Supplied material:
● ● ●
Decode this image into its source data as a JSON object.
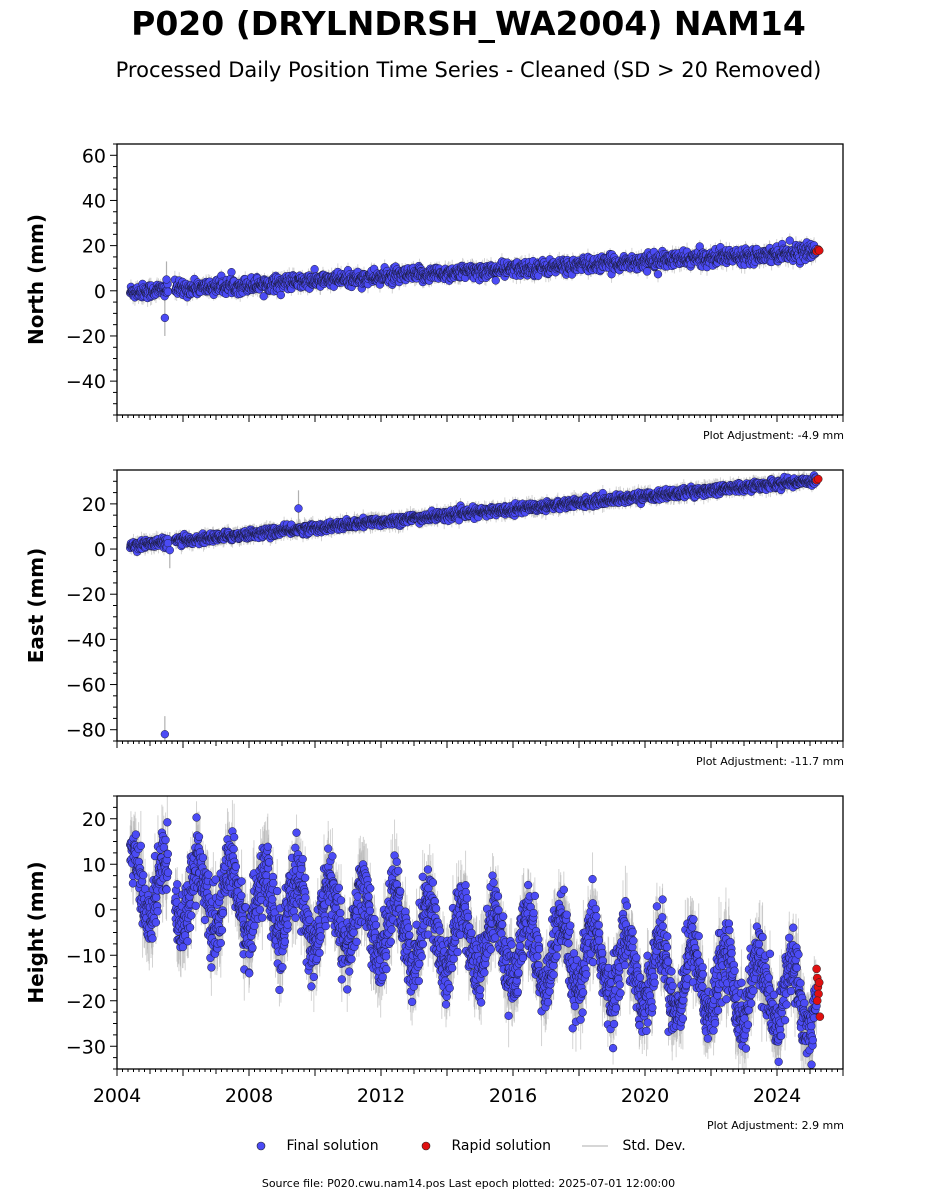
{
  "header": {
    "title": "P020 (DRYLNDRSH_WA2004) NAM14",
    "subtitle": "Processed Daily Position Time Series - Cleaned (SD > 20 Removed)"
  },
  "colors": {
    "final": "#4b4bf5",
    "rapid": "#e01010",
    "std": "#b0b0b0"
  },
  "chart_data": [
    {
      "type": "scatter",
      "ylabel": "North (mm)",
      "xlim": [
        2004.0,
        2026.0
      ],
      "ylim": [
        -55,
        65
      ],
      "yticks": [
        -40,
        -20,
        0,
        20,
        40,
        60
      ],
      "adjustment": "Plot Adjustment: -4.9 mm",
      "series": [
        {
          "name": "Final solution",
          "trend": {
            "x": [
              2004.4,
              2025.2
            ],
            "y": [
              -0.5,
              17.5
            ]
          },
          "scatter_mm": 1.6,
          "outliers": [
            {
              "x": 2005.45,
              "y": -12
            },
            {
              "x": 2005.5,
              "y": 5
            }
          ]
        },
        {
          "name": "Rapid solution",
          "points": [
            {
              "x": 2025.2,
              "y": 17.5
            },
            {
              "x": 2025.25,
              "y": 18.3
            },
            {
              "x": 2025.28,
              "y": 17.8
            }
          ]
        }
      ]
    },
    {
      "type": "scatter",
      "ylabel": "East (mm)",
      "xlim": [
        2004.0,
        2026.0
      ],
      "ylim": [
        -85,
        35
      ],
      "yticks": [
        -80,
        -60,
        -40,
        -20,
        0,
        20
      ],
      "adjustment": "Plot Adjustment: -11.7 mm",
      "series": [
        {
          "name": "Final solution",
          "trend": {
            "x": [
              2004.4,
              2025.2
            ],
            "y": [
              1.5,
              30.5
            ]
          },
          "scatter_mm": 1.0,
          "outliers": [
            {
              "x": 2005.45,
              "y": -82
            },
            {
              "x": 2009.5,
              "y": 18
            },
            {
              "x": 2005.6,
              "y": -0.5
            }
          ]
        },
        {
          "name": "Rapid solution",
          "points": [
            {
              "x": 2025.2,
              "y": 30.5
            },
            {
              "x": 2025.25,
              "y": 31.0
            }
          ]
        }
      ]
    },
    {
      "type": "scatter",
      "ylabel": "Height (mm)",
      "xlim": [
        2004.0,
        2026.0
      ],
      "ylim": [
        -35,
        25
      ],
      "yticks": [
        -30,
        -20,
        -10,
        0,
        10,
        20
      ],
      "xticks": [
        2004,
        2008,
        2012,
        2016,
        2020,
        2024
      ],
      "adjustment": "Plot Adjustment: 2.9 mm",
      "series": [
        {
          "name": "Final solution",
          "trend": {
            "x": [
              2004.4,
              2025.2
            ],
            "y": [
              6.0,
              -20.0
            ]
          },
          "seasonal_amplitude_mm": 7.5,
          "scatter_mm": 3.5
        },
        {
          "name": "Rapid solution",
          "points": [
            {
              "x": 2025.2,
              "y": -13
            },
            {
              "x": 2025.22,
              "y": -15
            },
            {
              "x": 2025.24,
              "y": -17
            },
            {
              "x": 2025.26,
              "y": -18.5
            },
            {
              "x": 2025.28,
              "y": -16
            },
            {
              "x": 2025.3,
              "y": -23.5
            },
            {
              "x": 2025.22,
              "y": -20
            }
          ]
        }
      ]
    }
  ],
  "legend": {
    "final": "Final solution",
    "rapid": "Rapid solution",
    "std": "Std. Dev."
  },
  "footer": "Source file: P020.cwu.nam14.pos  Last epoch plotted: 2025-07-01 12:00:00"
}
● ● ●
Each record above must be returned exactly as written, with its pictures omitted.

Exercise solution:
Decode this image into its source data as a JSON object.
{
  "header": {
    "title": "P020 (DRYLNDRSH_WA2004) NAM14",
    "subtitle": "Processed Daily Position Time Series - Cleaned (SD > 20 Removed)"
  },
  "colors": {
    "final": "#4b4bf5",
    "rapid": "#e01010",
    "std": "#b0b0b0"
  },
  "chart_data": [
    {
      "type": "scatter",
      "ylabel": "North (mm)",
      "xlim": [
        2004.0,
        2026.0
      ],
      "ylim": [
        -55,
        65
      ],
      "yticks": [
        -40,
        -20,
        0,
        20,
        40,
        60
      ],
      "adjustment": "Plot Adjustment: -4.9 mm",
      "series": [
        {
          "name": "Final solution",
          "trend": {
            "x": [
              2004.4,
              2025.2
            ],
            "y": [
              -0.5,
              17.5
            ]
          },
          "scatter_mm": 1.6,
          "outliers": [
            {
              "x": 2005.45,
              "y": -12
            },
            {
              "x": 2005.5,
              "y": 5
            }
          ]
        },
        {
          "name": "Rapid solution",
          "points": [
            {
              "x": 2025.2,
              "y": 17.5
            },
            {
              "x": 2025.25,
              "y": 18.3
            },
            {
              "x": 2025.28,
              "y": 17.8
            }
          ]
        }
      ]
    },
    {
      "type": "scatter",
      "ylabel": "East (mm)",
      "xlim": [
        2004.0,
        2026.0
      ],
      "ylim": [
        -85,
        35
      ],
      "yticks": [
        -80,
        -60,
        -40,
        -20,
        0,
        20
      ],
      "adjustment": "Plot Adjustment: -11.7 mm",
      "series": [
        {
          "name": "Final solution",
          "trend": {
            "x": [
              2004.4,
              2025.2
            ],
            "y": [
              1.5,
              30.5
            ]
          },
          "scatter_mm": 1.0,
          "outliers": [
            {
              "x": 2005.45,
              "y": -82
            },
            {
              "x": 2009.5,
              "y": 18
            },
            {
              "x": 2005.6,
              "y": -0.5
            }
          ]
        },
        {
          "name": "Rapid solution",
          "points": [
            {
              "x": 2025.2,
              "y": 30.5
            },
            {
              "x": 2025.25,
              "y": 31.0
            }
          ]
        }
      ]
    },
    {
      "type": "scatter",
      "ylabel": "Height (mm)",
      "xlim": [
        2004.0,
        2026.0
      ],
      "ylim": [
        -35,
        25
      ],
      "yticks": [
        -30,
        -20,
        -10,
        0,
        10,
        20
      ],
      "xticks": [
        2004,
        2008,
        2012,
        2016,
        2020,
        2024
      ],
      "adjustment": "Plot Adjustment: 2.9 mm",
      "series": [
        {
          "name": "Final solution",
          "trend": {
            "x": [
              2004.4,
              2025.2
            ],
            "y": [
              6.0,
              -20.0
            ]
          },
          "seasonal_amplitude_mm": 7.5,
          "scatter_mm": 3.5
        },
        {
          "name": "Rapid solution",
          "points": [
            {
              "x": 2025.2,
              "y": -13
            },
            {
              "x": 2025.22,
              "y": -15
            },
            {
              "x": 2025.24,
              "y": -17
            },
            {
              "x": 2025.26,
              "y": -18.5
            },
            {
              "x": 2025.28,
              "y": -16
            },
            {
              "x": 2025.3,
              "y": -23.5
            },
            {
              "x": 2025.22,
              "y": -20
            }
          ]
        }
      ]
    }
  ],
  "legend": {
    "final": "Final solution",
    "rapid": "Rapid solution",
    "std": "Std. Dev."
  },
  "footer": "Source file: P020.cwu.nam14.pos  Last epoch plotted: 2025-07-01 12:00:00"
}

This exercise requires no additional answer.